POLECENIE:
Sprawdź, czy każde z trzech stwierdzeń zgadza się z wpisem z forum o programie Das Supertalent. Odpowiedz tak lub nie i przytocz dosłownie słowa wpisu, które o tym przesądzają.
1. Mark kilka lat temu mówił o sobie w wywiadzie telewizyjnym.
2. Autor wpisu nazywa Bohlena człowiekiem delikatnym.
3. Wpis opublikowano w piątek.

STRONA:
☆ ☆ ☆ ☆

Strona 4 z 6

Re: Das Supertalent 5 (2011)

: czw gru 15, 2011 0:09
autor: Pkmodern
weidung pisze:
Pkmodern pisze:jest gejem - to również nie wpływa pozytywnie na jego szanse przetrwania
Pkmodern - możesz rozwinąć swoją myśl?
W tym stwierdzeniu zwracam uwagę, na jego psychikę, czyli to, że jest człowiekiem delikatnym, uczuciowym, którego łatwo można zranić. Kilka lat temu Mark opowiadał o tym w jednym z wywiadów w TV i już wtedy mówił o sobie jako o kimś, kto łatwo potrafi zaufać innym i że ma duszę poety.
Jak psycholodzy zauważają są różni ludzie o tej orientacji, ci delikatni i ci twardzi. Mark jest tym delikatnym i dlatego przy Bohlenie (człowieku bezwzględnym) nie będzie mu łatwo. Oczywiście, dopóki Dieter będzie miał z tego kasę, będzie dopieszczał podwładnego, ale kiedy okaże się że coś zacznie się psuć, będzie w stosunku do Marka bezwzględny, a wtedy Mark ze swoją wrażliwością raczej łatwo tego od strony psychicznej nie przetrwa. Wystarczy obejrzeć Marka opowieść o swoim dzieciństwie, sieroctwie - to jak szybko się wzrusza i jak bardzo emocjonalnie reaguje (np. na słowa Bohlena).

☆ ☆ ☆ ☆

ZEBRANE DANE:
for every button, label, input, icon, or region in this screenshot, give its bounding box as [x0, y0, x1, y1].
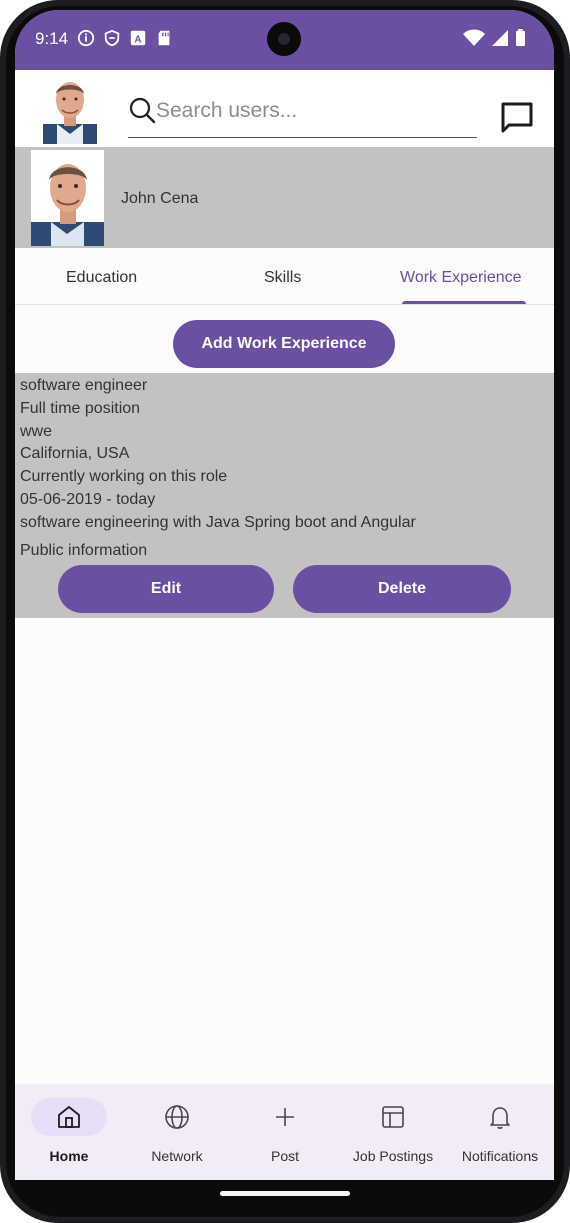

☆ ☆ ☆ ☆

ODPOWIEDŹ:
1. Tak: „Kilka lat temu Mark opowiadał o tym w jednym z wywiadów w TV”.
2. Nie: „przy Bohlenie (człowieku bezwzględnym)”.
3. Nie: „czw gru 15, 2011”.